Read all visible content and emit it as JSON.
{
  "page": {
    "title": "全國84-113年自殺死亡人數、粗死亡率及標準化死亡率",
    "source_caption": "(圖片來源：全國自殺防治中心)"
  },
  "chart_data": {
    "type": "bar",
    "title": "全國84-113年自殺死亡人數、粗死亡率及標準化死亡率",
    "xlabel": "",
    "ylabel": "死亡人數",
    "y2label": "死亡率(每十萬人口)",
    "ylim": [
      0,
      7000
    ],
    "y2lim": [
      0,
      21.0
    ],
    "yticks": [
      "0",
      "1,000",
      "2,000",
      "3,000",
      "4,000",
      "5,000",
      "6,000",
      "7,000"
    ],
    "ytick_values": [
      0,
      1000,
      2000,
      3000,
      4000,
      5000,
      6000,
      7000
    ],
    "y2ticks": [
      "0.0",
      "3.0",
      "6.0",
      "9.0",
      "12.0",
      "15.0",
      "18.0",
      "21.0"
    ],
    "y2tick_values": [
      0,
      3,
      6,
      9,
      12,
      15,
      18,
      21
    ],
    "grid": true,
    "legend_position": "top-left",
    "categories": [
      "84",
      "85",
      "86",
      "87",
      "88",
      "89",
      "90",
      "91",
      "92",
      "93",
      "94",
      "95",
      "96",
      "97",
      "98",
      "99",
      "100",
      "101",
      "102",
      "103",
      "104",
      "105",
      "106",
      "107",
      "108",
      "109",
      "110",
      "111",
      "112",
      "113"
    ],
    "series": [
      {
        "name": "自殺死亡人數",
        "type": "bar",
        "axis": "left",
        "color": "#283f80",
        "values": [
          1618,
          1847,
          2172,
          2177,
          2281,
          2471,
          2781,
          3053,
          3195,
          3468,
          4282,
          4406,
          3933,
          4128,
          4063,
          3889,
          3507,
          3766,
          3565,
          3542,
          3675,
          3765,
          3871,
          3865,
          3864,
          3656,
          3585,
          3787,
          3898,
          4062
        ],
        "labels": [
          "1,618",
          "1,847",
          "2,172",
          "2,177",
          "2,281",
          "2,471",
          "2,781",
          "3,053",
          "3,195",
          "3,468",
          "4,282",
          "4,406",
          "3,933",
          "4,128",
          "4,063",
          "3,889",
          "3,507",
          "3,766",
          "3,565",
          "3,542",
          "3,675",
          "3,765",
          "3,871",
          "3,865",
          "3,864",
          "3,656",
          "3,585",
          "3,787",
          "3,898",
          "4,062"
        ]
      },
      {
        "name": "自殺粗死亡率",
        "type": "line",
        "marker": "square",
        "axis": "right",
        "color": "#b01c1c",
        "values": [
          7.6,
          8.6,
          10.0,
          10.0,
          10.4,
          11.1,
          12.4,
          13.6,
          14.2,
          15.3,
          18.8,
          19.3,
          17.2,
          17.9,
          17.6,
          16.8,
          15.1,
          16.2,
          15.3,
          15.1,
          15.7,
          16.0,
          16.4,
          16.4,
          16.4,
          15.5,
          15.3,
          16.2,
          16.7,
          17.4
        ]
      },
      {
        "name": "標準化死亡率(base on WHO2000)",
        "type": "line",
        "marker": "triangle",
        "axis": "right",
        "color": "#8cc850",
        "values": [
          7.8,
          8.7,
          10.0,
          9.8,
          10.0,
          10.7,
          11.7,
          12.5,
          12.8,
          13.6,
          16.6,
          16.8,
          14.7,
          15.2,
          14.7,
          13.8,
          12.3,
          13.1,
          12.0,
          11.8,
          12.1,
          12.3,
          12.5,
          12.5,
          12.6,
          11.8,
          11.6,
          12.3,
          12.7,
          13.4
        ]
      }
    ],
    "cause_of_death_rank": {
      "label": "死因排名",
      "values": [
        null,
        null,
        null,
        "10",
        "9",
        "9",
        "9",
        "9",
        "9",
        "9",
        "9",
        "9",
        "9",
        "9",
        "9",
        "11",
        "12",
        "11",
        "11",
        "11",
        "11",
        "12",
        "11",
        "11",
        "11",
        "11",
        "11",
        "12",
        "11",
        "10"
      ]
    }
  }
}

# # # # #

> _BRIEF_:
Reproduce every line of the data verbatim.

> _TASK SOLUTION_:
Read all visible content and emit it as JSON.
{
  "page": {
    "title": "全國84-113年自殺死亡人數、粗死亡率及標準化死亡率",
    "source_caption": "(圖片來源：全國自殺防治中心)"
  },
  "chart_data": {
    "type": "bar",
    "title": "全國84-113年自殺死亡人數、粗死亡率及標準化死亡率",
    "xlabel": "",
    "ylabel": "死亡人數",
    "y2label": "死亡率(每十萬人口)",
    "ylim": [
      0,
      7000
    ],
    "y2lim": [
      0,
      21.0
    ],
    "yticks": [
      "0",
      "1,000",
      "2,000",
      "3,000",
      "4,000",
      "5,000",
      "6,000",
      "7,000"
    ],
    "ytick_values": [
      0,
      1000,
      2000,
      3000,
      4000,
      5000,
      6000,
      7000
    ],
    "y2ticks": [
      "0.0",
      "3.0",
      "6.0",
      "9.0",
      "12.0",
      "15.0",
      "18.0",
      "21.0"
    ],
    "y2tick_values": [
      0,
      3,
      6,
      9,
      12,
      15,
      18,
      21
    ],
    "grid": true,
    "legend_position": "top-left",
    "categories": [
      "84",
      "85",
      "86",
      "87",
      "88",
      "89",
      "90",
      "91",
      "92",
      "93",
      "94",
      "95",
      "96",
      "97",
      "98",
      "99",
      "100",
      "101",
      "102",
      "103",
      "104",
      "105",
      "106",
      "107",
      "108",
      "109",
      "110",
      "111",
      "112",
      "113"
    ],
    "series": [
      {
        "name": "自殺死亡人數",
        "type": "bar",
        "axis": "left",
        "color": "#283f80",
        "values": [
          1618,
          1847,
          2172,
          2177,
          2281,
          2471,
          2781,
          3053,
          3195,
          3468,
          4282,
          4406,
          3933,
          4128,
          4063,
          3889,
          3507,
          3766,
          3565,
          3542,
          3675,
          3765,
          3871,
          3865,
          3864,
          3656,
          3585,
          3787,
          3898,
          4062
        ],
        "labels": [
          "1,618",
          "1,847",
          "2,172",
          "2,177",
          "2,281",
          "2,471",
          "2,781",
          "3,053",
          "3,195",
          "3,468",
          "4,282",
          "4,406",
          "3,933",
          "4,128",
          "4,063",
          "3,889",
          "3,507",
          "3,766",
          "3,565",
          "3,542",
          "3,675",
          "3,765",
          "3,871",
          "3,865",
          "3,864",
          "3,656",
          "3,585",
          "3,787",
          "3,898",
          "4,062"
        ]
      },
      {
        "name": "自殺粗死亡率",
        "type": "line",
        "marker": "square",
        "axis": "right",
        "color": "#b01c1c",
        "values": [
          7.6,
          8.6,
          10.0,
          10.0,
          10.4,
          11.1,
          12.4,
          13.6,
          14.2,
          15.3,
          18.8,
          19.3,
          17.2,
          17.9,
          17.6,
          16.8,
          15.1,
          16.2,
          15.3,
          15.1,
          15.7,
          16.0,
          16.4,
          16.4,
          16.4,
          15.5,
          15.3,
          16.2,
          16.7,
          17.4
        ]
      },
      {
        "name": "標準化死亡率(base on WHO2000)",
        "type": "line",
        "marker": "triangle",
        "axis": "right",
        "color": "#8cc850",
        "values": [
          7.8,
          8.7,
          10.0,
          9.8,
          10.0,
          10.7,
          11.7,
          12.5,
          12.8,
          13.6,
          16.6,
          16.8,
          14.7,
          15.2,
          14.7,
          13.8,
          12.3,
          13.1,
          12.0,
          11.8,
          12.1,
          12.3,
          12.5,
          12.5,
          12.6,
          11.8,
          11.6,
          12.3,
          12.7,
          13.4
        ]
      }
    ],
    "cause_of_death_rank": {
      "label": "死因排名",
      "values": [
        null,
        null,
        null,
        "10",
        "9",
        "9",
        "9",
        "9",
        "9",
        "9",
        "9",
        "9",
        "9",
        "9",
        "9",
        "11",
        "12",
        "11",
        "11",
        "11",
        "11",
        "12",
        "11",
        "11",
        "11",
        "11",
        "11",
        "12",
        "11",
        "10"
      ]
    }
  }
}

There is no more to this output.